## Stored records
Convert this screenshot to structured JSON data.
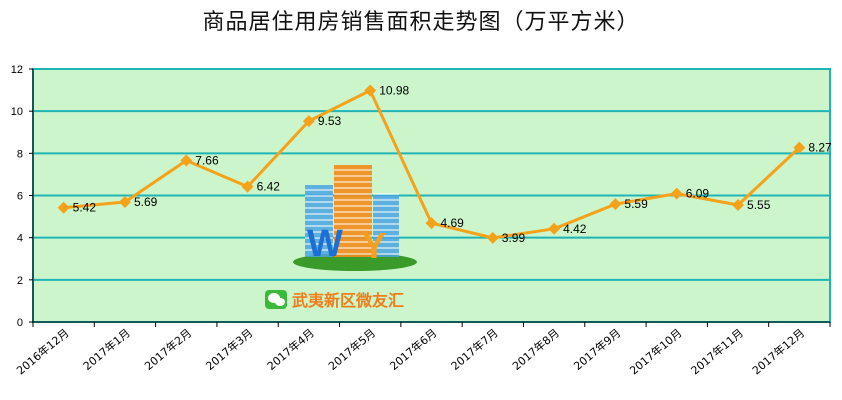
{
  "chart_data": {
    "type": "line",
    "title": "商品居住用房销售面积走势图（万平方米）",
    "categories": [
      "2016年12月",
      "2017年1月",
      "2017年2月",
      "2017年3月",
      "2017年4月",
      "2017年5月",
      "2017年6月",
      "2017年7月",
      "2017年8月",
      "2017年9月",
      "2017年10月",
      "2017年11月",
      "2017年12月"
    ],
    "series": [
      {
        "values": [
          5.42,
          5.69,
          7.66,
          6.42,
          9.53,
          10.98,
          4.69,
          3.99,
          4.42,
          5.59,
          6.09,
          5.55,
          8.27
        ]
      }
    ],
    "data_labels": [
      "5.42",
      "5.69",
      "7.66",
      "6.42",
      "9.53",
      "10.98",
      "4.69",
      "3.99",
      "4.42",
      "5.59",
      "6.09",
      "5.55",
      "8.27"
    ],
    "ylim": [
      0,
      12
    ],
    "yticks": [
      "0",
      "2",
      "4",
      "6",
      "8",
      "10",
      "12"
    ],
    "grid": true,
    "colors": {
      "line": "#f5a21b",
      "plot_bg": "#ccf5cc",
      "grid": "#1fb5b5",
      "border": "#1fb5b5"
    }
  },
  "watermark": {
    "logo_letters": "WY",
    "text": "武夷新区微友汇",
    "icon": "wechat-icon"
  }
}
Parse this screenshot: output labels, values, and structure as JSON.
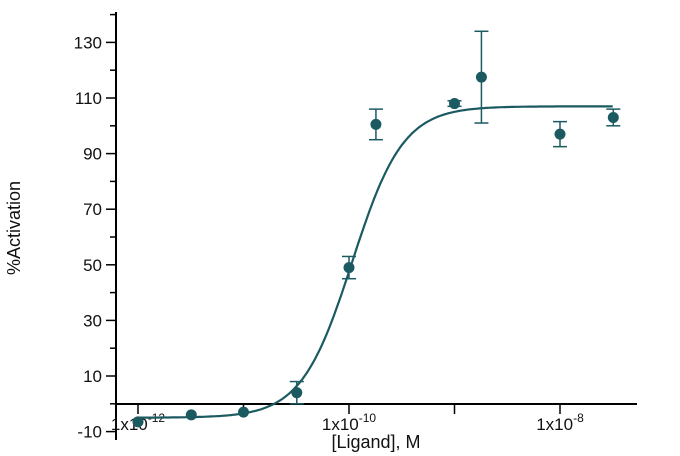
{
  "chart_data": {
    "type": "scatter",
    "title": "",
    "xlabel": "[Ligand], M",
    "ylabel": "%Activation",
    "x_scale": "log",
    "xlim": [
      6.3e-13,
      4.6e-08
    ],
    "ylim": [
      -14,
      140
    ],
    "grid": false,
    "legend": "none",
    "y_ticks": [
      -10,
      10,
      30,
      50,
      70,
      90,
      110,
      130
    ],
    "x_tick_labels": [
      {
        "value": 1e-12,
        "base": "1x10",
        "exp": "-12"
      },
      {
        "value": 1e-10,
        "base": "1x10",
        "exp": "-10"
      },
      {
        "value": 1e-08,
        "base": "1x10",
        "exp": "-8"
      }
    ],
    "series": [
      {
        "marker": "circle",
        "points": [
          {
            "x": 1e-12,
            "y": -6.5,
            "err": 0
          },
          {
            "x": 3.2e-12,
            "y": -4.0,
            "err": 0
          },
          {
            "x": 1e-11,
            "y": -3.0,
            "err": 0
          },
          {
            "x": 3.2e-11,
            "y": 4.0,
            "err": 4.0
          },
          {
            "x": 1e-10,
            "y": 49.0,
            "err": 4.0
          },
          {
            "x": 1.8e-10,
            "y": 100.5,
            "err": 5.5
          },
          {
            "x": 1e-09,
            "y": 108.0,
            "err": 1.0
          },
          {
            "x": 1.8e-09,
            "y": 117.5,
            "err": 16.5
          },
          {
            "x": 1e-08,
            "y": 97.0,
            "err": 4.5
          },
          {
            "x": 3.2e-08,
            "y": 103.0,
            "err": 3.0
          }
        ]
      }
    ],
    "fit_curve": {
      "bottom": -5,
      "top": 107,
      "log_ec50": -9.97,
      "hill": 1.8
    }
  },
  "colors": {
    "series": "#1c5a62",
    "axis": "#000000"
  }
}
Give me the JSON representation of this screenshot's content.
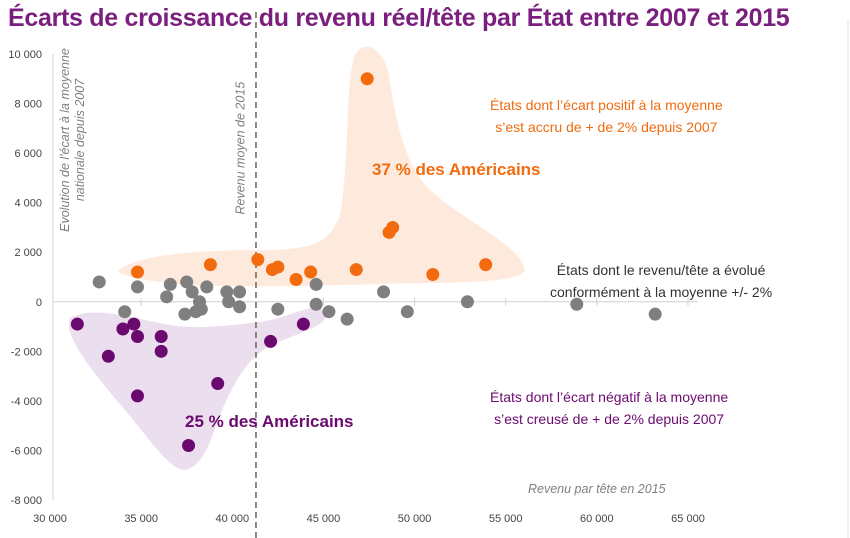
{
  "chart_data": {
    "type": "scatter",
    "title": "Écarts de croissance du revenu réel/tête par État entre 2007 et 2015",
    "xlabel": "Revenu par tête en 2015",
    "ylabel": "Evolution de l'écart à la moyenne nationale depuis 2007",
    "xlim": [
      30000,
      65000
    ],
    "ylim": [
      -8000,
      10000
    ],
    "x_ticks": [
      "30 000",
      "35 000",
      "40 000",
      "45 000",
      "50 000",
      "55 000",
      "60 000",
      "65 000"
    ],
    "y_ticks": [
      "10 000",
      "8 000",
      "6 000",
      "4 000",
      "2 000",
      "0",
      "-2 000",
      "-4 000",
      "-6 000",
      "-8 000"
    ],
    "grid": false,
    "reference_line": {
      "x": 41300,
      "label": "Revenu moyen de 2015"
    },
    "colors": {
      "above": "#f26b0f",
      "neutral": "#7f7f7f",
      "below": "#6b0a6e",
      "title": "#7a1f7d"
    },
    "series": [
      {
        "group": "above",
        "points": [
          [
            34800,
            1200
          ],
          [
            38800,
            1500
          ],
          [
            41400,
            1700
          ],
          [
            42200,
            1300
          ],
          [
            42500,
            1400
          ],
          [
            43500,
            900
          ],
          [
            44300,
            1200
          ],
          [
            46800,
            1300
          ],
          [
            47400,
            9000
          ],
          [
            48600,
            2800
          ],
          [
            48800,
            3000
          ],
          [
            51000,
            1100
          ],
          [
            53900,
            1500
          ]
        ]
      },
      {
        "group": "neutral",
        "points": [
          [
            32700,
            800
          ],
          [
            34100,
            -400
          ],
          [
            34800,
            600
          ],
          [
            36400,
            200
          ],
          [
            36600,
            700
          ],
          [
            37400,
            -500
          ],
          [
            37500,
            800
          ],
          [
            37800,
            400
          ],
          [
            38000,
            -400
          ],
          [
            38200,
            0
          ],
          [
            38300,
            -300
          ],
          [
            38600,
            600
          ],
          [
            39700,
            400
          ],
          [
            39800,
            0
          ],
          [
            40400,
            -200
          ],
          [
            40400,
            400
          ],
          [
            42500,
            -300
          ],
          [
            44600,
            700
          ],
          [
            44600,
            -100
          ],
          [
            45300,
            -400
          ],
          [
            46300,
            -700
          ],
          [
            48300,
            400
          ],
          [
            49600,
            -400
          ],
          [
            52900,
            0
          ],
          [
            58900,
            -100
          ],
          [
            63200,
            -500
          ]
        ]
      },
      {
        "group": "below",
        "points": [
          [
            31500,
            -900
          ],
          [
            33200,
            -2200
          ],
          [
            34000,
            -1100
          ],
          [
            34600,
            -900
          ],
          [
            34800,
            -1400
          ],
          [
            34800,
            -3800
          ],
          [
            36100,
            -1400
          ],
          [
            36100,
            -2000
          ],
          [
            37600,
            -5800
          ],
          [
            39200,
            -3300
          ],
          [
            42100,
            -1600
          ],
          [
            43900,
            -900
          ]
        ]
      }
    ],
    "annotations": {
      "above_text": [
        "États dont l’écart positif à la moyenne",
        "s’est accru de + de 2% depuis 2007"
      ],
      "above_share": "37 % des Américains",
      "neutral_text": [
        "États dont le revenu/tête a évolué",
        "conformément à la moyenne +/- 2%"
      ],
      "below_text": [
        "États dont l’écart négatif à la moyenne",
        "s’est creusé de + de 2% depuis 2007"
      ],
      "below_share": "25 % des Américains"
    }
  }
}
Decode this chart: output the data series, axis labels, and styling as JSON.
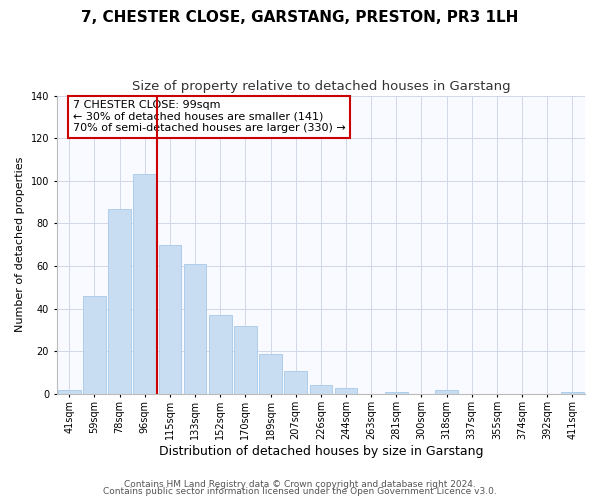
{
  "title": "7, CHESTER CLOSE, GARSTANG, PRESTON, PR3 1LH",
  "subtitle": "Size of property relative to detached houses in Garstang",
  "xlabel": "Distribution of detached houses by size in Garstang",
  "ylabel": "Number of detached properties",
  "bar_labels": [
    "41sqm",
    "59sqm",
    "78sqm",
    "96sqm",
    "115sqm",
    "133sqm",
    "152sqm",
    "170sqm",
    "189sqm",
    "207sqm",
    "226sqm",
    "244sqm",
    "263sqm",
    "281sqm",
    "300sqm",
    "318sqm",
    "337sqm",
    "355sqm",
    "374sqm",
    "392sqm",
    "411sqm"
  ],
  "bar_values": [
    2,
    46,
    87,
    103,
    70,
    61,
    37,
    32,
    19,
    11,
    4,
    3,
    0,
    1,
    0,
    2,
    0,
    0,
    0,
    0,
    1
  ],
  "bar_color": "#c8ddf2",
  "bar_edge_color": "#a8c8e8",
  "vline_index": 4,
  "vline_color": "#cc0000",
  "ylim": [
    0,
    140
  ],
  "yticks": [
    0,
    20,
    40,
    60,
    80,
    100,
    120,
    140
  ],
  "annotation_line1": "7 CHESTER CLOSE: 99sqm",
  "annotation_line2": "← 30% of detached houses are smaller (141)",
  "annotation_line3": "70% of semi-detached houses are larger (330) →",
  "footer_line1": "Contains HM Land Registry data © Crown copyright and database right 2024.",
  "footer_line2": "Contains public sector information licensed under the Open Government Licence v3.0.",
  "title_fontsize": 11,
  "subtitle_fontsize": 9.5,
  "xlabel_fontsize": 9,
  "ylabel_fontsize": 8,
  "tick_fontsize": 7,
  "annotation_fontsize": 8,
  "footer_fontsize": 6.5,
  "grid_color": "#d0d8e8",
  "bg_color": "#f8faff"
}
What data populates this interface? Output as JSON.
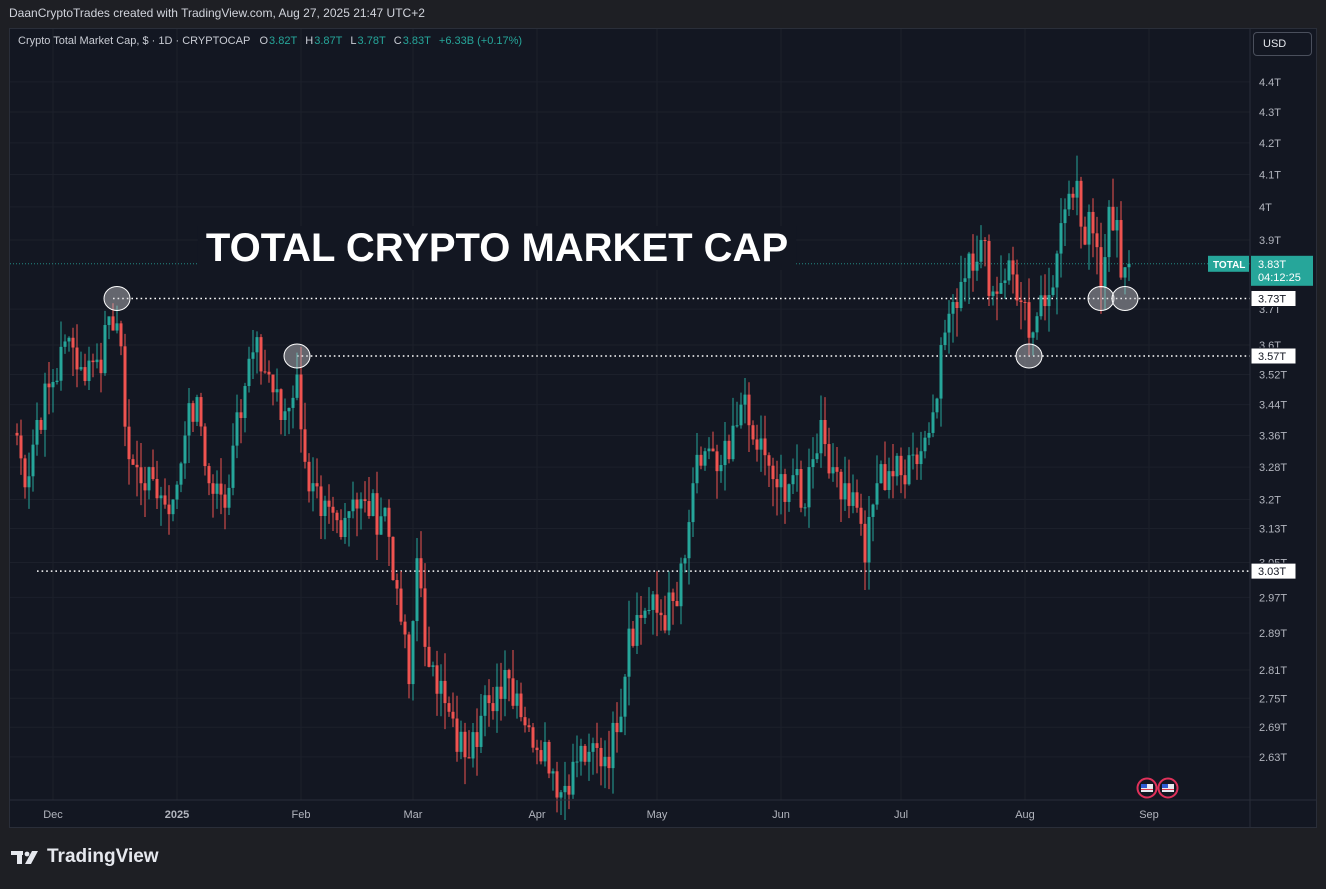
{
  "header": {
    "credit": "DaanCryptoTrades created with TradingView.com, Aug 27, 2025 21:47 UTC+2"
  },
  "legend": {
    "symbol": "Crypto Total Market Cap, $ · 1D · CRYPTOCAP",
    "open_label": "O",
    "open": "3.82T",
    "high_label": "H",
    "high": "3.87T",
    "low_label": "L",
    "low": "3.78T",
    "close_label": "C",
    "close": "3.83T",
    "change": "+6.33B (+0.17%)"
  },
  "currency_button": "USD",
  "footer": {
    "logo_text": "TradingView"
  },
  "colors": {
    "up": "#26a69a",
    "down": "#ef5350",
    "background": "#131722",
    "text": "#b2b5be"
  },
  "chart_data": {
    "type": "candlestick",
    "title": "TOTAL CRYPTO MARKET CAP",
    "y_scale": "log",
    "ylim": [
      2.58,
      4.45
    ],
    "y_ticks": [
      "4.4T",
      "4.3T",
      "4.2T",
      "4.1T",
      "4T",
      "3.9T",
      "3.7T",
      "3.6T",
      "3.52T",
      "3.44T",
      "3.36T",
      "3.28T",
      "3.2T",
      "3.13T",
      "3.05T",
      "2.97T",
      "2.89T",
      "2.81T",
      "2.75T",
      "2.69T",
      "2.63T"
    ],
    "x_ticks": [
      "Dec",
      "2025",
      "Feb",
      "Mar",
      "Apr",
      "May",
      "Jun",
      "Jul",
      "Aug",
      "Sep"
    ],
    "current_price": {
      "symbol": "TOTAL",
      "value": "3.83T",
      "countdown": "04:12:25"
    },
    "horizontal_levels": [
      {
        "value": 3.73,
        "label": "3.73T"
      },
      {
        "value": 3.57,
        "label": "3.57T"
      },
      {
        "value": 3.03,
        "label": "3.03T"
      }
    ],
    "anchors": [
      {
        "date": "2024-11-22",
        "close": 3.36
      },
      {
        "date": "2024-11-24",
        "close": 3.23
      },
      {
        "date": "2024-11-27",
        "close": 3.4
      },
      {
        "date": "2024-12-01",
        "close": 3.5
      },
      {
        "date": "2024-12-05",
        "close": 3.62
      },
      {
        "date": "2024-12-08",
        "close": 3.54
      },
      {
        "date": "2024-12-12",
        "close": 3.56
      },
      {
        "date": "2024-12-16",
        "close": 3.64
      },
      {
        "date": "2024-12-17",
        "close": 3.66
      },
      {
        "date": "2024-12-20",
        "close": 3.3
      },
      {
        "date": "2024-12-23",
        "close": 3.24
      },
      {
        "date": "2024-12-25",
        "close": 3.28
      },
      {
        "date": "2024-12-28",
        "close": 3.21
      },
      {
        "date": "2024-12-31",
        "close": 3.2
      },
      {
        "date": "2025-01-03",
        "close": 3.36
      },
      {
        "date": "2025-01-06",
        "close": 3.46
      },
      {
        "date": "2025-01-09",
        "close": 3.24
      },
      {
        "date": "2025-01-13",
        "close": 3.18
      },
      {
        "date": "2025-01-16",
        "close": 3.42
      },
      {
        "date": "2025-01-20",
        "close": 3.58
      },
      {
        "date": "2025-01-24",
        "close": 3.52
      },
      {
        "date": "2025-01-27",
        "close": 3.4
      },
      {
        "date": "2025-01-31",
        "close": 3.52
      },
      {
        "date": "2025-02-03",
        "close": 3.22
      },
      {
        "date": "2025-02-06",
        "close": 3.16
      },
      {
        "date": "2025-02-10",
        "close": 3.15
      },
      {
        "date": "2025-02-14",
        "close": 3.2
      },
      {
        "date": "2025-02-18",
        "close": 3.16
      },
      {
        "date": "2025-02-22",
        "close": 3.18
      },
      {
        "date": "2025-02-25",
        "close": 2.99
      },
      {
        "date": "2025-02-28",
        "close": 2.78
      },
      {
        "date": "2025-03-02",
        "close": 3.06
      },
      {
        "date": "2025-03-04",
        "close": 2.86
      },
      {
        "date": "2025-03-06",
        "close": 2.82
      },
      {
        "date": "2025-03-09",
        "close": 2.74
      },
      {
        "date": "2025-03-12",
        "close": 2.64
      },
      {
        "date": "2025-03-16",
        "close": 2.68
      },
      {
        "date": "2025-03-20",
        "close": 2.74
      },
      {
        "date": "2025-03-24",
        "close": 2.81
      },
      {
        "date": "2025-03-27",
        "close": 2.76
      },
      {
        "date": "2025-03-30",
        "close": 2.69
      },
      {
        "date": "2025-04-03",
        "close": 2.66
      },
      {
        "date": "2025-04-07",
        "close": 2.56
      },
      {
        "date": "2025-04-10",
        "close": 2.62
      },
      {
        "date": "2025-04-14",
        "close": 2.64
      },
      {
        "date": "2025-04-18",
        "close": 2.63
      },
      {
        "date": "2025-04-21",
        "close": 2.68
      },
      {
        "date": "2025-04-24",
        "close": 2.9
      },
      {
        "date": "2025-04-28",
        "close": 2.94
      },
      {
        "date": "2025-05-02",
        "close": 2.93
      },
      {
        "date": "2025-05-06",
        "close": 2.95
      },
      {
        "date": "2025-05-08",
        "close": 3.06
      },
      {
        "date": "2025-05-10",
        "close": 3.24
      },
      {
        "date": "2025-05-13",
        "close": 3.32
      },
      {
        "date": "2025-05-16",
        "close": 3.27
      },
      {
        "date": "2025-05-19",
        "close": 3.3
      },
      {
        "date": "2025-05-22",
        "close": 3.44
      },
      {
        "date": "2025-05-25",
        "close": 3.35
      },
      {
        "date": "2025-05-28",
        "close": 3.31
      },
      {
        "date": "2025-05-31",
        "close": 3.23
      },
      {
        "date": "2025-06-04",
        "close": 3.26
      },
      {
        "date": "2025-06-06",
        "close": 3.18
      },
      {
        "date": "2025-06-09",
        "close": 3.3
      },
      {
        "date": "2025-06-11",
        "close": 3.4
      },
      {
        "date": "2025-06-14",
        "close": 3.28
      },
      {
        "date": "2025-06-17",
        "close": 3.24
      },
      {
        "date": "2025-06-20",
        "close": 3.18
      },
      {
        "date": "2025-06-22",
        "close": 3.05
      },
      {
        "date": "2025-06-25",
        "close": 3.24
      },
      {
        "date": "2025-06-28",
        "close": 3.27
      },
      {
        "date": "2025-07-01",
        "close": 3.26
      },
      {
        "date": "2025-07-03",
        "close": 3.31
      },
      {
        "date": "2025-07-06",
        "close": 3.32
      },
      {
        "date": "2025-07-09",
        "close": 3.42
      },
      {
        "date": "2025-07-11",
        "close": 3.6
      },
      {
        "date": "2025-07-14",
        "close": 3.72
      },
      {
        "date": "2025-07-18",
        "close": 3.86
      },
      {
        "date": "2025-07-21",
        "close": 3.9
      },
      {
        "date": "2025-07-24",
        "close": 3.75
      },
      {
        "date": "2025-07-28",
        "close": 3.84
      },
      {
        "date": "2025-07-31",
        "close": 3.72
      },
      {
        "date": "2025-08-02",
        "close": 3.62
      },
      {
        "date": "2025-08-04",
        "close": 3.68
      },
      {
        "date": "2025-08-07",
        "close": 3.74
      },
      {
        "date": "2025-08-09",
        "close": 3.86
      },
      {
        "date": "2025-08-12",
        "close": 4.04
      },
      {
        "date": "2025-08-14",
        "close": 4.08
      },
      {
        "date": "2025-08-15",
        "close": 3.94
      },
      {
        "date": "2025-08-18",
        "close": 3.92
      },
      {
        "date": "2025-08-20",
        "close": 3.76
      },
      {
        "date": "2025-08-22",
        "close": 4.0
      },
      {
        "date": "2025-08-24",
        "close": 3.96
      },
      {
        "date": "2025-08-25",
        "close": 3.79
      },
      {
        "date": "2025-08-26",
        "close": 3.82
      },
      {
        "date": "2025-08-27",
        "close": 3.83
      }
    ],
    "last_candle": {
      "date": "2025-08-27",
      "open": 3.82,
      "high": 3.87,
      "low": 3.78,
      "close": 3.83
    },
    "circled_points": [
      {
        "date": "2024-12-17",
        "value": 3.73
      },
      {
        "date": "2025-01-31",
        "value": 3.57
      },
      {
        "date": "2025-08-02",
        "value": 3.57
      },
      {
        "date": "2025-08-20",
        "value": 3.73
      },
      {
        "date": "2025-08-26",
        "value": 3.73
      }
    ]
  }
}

## Challenge
State how many lines of the listing above include the word "axis". Give nothing but the number.

## The output
2